▶ What is needed:
Transcribe every line, keeping it exact.

[Items listed in a dataset]
════════════════════

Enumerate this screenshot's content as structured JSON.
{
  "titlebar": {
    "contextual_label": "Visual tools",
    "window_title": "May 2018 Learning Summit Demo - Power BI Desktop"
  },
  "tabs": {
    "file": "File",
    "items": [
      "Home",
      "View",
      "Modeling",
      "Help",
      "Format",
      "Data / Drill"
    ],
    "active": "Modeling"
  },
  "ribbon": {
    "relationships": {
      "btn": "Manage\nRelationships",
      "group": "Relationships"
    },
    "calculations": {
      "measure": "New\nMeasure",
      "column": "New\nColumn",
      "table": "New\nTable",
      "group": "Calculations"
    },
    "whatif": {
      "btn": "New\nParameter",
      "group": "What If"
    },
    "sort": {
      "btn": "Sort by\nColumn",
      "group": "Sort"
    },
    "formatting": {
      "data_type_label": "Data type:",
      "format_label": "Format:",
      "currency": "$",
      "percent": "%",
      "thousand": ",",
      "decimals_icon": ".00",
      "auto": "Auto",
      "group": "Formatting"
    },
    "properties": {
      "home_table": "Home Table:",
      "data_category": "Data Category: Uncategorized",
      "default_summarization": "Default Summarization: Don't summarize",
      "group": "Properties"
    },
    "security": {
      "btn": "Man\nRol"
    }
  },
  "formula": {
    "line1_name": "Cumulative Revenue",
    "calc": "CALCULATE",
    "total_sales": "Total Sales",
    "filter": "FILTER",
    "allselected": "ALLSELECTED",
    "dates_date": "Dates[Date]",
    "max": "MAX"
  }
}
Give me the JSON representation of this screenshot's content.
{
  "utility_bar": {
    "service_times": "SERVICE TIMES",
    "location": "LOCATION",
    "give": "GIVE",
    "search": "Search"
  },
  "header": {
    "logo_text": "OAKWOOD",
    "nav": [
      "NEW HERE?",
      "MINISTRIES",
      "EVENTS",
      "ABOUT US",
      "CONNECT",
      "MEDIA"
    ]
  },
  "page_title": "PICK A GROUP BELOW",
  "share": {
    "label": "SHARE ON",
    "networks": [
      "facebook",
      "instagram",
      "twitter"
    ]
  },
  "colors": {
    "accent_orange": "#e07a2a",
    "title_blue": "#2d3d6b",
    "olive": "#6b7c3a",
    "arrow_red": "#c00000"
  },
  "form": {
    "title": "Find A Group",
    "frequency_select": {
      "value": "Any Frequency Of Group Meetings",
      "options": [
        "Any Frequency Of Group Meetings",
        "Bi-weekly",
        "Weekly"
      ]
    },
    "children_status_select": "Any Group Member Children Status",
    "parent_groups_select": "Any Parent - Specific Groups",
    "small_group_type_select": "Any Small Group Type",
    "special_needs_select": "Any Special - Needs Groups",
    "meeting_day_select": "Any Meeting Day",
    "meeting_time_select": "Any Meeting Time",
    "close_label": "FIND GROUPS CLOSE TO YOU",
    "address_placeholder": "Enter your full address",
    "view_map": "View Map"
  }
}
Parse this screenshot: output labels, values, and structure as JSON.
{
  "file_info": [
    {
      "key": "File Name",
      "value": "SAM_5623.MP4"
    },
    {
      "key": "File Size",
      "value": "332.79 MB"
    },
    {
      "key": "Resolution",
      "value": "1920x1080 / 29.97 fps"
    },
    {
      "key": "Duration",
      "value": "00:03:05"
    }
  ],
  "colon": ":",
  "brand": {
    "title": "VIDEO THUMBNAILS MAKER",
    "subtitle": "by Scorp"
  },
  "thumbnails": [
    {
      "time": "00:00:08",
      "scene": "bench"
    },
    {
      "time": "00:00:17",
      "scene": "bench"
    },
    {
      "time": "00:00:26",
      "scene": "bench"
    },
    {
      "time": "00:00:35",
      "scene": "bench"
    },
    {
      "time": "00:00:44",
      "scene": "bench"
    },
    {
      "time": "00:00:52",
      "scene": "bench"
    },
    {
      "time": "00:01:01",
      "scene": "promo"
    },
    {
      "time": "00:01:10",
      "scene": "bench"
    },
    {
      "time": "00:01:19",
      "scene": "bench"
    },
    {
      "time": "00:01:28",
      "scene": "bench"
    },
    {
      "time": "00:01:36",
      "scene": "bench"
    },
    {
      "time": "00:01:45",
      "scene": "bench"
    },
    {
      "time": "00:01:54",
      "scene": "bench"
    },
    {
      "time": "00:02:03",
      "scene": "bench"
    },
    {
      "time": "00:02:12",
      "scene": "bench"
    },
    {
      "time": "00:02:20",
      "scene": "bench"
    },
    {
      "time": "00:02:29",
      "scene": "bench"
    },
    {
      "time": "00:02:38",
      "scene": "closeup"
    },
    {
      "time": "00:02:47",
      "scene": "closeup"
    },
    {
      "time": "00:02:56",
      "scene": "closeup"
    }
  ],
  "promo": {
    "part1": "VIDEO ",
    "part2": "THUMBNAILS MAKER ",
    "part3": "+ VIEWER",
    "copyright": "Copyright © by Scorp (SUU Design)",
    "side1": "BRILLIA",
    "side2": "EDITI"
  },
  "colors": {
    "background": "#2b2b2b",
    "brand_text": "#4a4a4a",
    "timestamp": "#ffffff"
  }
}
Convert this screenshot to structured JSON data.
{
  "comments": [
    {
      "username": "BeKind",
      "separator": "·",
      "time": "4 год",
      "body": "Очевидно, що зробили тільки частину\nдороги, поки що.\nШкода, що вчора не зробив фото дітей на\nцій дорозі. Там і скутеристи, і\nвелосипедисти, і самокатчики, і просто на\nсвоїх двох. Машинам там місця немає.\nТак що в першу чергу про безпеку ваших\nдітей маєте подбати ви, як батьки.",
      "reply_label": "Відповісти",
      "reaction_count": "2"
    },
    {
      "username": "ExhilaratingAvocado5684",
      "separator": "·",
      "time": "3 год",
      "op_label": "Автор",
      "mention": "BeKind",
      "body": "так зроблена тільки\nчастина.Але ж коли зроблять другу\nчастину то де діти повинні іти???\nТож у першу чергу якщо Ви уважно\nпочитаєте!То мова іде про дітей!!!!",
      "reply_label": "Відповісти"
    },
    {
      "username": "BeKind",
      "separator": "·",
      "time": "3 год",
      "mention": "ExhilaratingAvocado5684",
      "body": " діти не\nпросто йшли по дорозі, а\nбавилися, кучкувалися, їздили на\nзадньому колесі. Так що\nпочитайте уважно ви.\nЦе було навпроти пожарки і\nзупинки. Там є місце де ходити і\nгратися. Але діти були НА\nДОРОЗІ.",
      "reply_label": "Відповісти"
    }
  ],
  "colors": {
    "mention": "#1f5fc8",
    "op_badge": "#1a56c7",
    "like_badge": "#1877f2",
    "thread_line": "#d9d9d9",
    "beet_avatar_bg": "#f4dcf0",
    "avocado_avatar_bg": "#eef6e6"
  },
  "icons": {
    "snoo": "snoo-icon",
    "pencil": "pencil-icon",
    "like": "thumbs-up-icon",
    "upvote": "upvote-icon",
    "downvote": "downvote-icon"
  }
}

════════════════════

▶ Task output:
Enumerate this screenshot's content as structured JSON.
{
  "titlebar": {
    "contextual_label": "Visual tools",
    "window_title": "May 2018 Learning Summit Demo - Power BI Desktop"
  },
  "tabs": {
    "file": "File",
    "items": [
      "Home",
      "View",
      "Modeling",
      "Help",
      "Format",
      "Data / Drill"
    ],
    "active": "Modeling"
  },
  "ribbon": {
    "relationships": {
      "btn": "Manage\nRelationships",
      "group": "Relationships"
    },
    "calculations": {
      "measure": "New\nMeasure",
      "column": "New\nColumn",
      "table": "New\nTable",
      "group": "Calculations"
    },
    "whatif": {
      "btn": "New\nParameter",
      "group": "What If"
    },
    "sort": {
      "btn": "Sort by\nColumn",
      "group": "Sort"
    },
    "formatting": {
      "data_type_label": "Data type:",
      "format_label": "Format:",
      "currency": "$",
      "percent": "%",
      "thousand": ",",
      "decimals_icon": ".00",
      "auto": "Auto",
      "group": "Formatting"
    },
    "properties": {
      "home_table": "Home Table:",
      "data_category": "Data Category: Uncategorized",
      "default_summarization": "Default Summarization: Don't summarize",
      "group": "Properties"
    },
    "security": {
      "btn": "Man\nRol"
    }
  },
  "formula": {
    "line1_name": "Cumulative Revenue",
    "calc": "CALCULATE",
    "total_sales": "Total Sales",
    "filter": "FILTER",
    "allselected": "ALLSELECTED",
    "dates_date": "Dates[Date]",
    "max": "MAX"
  }
}
Give me the JSON representation of this screenshot's content.
{
  "utility_bar": {
    "service_times": "SERVICE TIMES",
    "location": "LOCATION",
    "give": "GIVE",
    "search": "Search"
  },
  "header": {
    "logo_text": "OAKWOOD",
    "nav": [
      "NEW HERE?",
      "MINISTRIES",
      "EVENTS",
      "ABOUT US",
      "CONNECT",
      "MEDIA"
    ]
  },
  "page_title": "PICK A GROUP BELOW",
  "share": {
    "label": "SHARE ON",
    "networks": [
      "facebook",
      "instagram",
      "twitter"
    ]
  },
  "colors": {
    "accent_orange": "#e07a2a",
    "title_blue": "#2d3d6b",
    "olive": "#6b7c3a",
    "arrow_red": "#c00000"
  },
  "form": {
    "title": "Find A Group",
    "frequency_select": {
      "value": "Any Frequency Of Group Meetings",
      "options": [
        "Any Frequency Of Group Meetings",
        "Bi-weekly",
        "Weekly"
      ]
    },
    "children_status_select": "Any Group Member Children Status",
    "parent_groups_select": "Any Parent - Specific Groups",
    "small_group_type_select": "Any Small Group Type",
    "special_needs_select": "Any Special - Needs Groups",
    "meeting_day_select": "Any Meeting Day",
    "meeting_time_select": "Any Meeting Time",
    "close_label": "FIND GROUPS CLOSE TO YOU",
    "address_placeholder": "Enter your full address",
    "view_map": "View Map"
  }
}
Parse this screenshot: output labels, values, and structure as JSON.
{
  "file_info": [
    {
      "key": "File Name",
      "value": "SAM_5623.MP4"
    },
    {
      "key": "File Size",
      "value": "332.79 MB"
    },
    {
      "key": "Resolution",
      "value": "1920x1080 / 29.97 fps"
    },
    {
      "key": "Duration",
      "value": "00:03:05"
    }
  ],
  "colon": ":",
  "brand": {
    "title": "VIDEO THUMBNAILS MAKER",
    "subtitle": "by Scorp"
  },
  "thumbnails": [
    {
      "time": "00:00:08",
      "scene": "bench"
    },
    {
      "time": "00:00:17",
      "scene": "bench"
    },
    {
      "time": "00:00:26",
      "scene": "bench"
    },
    {
      "time": "00:00:35",
      "scene": "bench"
    },
    {
      "time": "00:00:44",
      "scene": "bench"
    },
    {
      "time": "00:00:52",
      "scene": "bench"
    },
    {
      "time": "00:01:01",
      "scene": "promo"
    },
    {
      "time": "00:01:10",
      "scene": "bench"
    },
    {
      "time": "00:01:19",
      "scene": "bench"
    },
    {
      "time": "00:01:28",
      "scene": "bench"
    },
    {
      "time": "00:01:36",
      "scene": "bench"
    },
    {
      "time": "00:01:45",
      "scene": "bench"
    },
    {
      "time": "00:01:54",
      "scene": "bench"
    },
    {
      "time": "00:02:03",
      "scene": "bench"
    },
    {
      "time": "00:02:12",
      "scene": "bench"
    },
    {
      "time": "00:02:20",
      "scene": "bench"
    },
    {
      "time": "00:02:29",
      "scene": "bench"
    },
    {
      "time": "00:02:38",
      "scene": "closeup"
    },
    {
      "time": "00:02:47",
      "scene": "closeup"
    },
    {
      "time": "00:02:56",
      "scene": "closeup"
    }
  ],
  "promo": {
    "part1": "VIDEO ",
    "part2": "THUMBNAILS MAKER ",
    "part3": "+ VIEWER",
    "copyright": "Copyright © by Scorp (SUU Design)",
    "side1": "BRILLIA",
    "side2": "EDITI"
  },
  "colors": {
    "background": "#2b2b2b",
    "brand_text": "#4a4a4a",
    "timestamp": "#ffffff"
  }
}
Convert this screenshot to structured JSON data.
{
  "comments": [
    {
      "username": "BeKind",
      "separator": "·",
      "time": "4 год",
      "body": "Очевидно, що зробили тільки частину\nдороги, поки що.\nШкода, що вчора не зробив фото дітей на\nцій дорозі. Там і скутеристи, і\nвелосипедисти, і самокатчики, і просто на\nсвоїх двох. Машинам там місця немає.\nТак що в першу чергу про безпеку ваших\nдітей маєте подбати ви, як батьки.",
      "reply_label": "Відповісти",
      "reaction_count": "2"
    },
    {
      "username": "ExhilaratingAvocado5684",
      "separator": "·",
      "time": "3 год",
      "op_label": "Автор",
      "mention": "BeKind",
      "body": "так зроблена тільки\nчастина.Але ж коли зроблять другу\nчастину то де діти повинні іти???\nТож у першу чергу якщо Ви уважно\nпочитаєте!То мова іде про дітей!!!!",
      "reply_label": "Відповісти"
    },
    {
      "username": "BeKind",
      "separator": "·",
      "time": "3 год",
      "mention": "ExhilaratingAvocado5684",
      "body": " діти не\nпросто йшли по дорозі, а\nбавилися, кучкувалися, їздили на\nзадньому колесі. Так що\nпочитайте уважно ви.\nЦе було навпроти пожарки і\nзупинки. Там є місце де ходити і\nгратися. Але діти були НА\nДОРОЗІ.",
      "reply_label": "Відповісти"
    }
  ],
  "colors": {
    "mention": "#1f5fc8",
    "op_badge": "#1a56c7",
    "like_badge": "#1877f2",
    "thread_line": "#d9d9d9",
    "beet_avatar_bg": "#f4dcf0",
    "avocado_avatar_bg": "#eef6e6"
  },
  "icons": {
    "snoo": "snoo-icon",
    "pencil": "pencil-icon",
    "like": "thumbs-up-icon",
    "upvote": "upvote-icon",
    "downvote": "downvote-icon"
  }
}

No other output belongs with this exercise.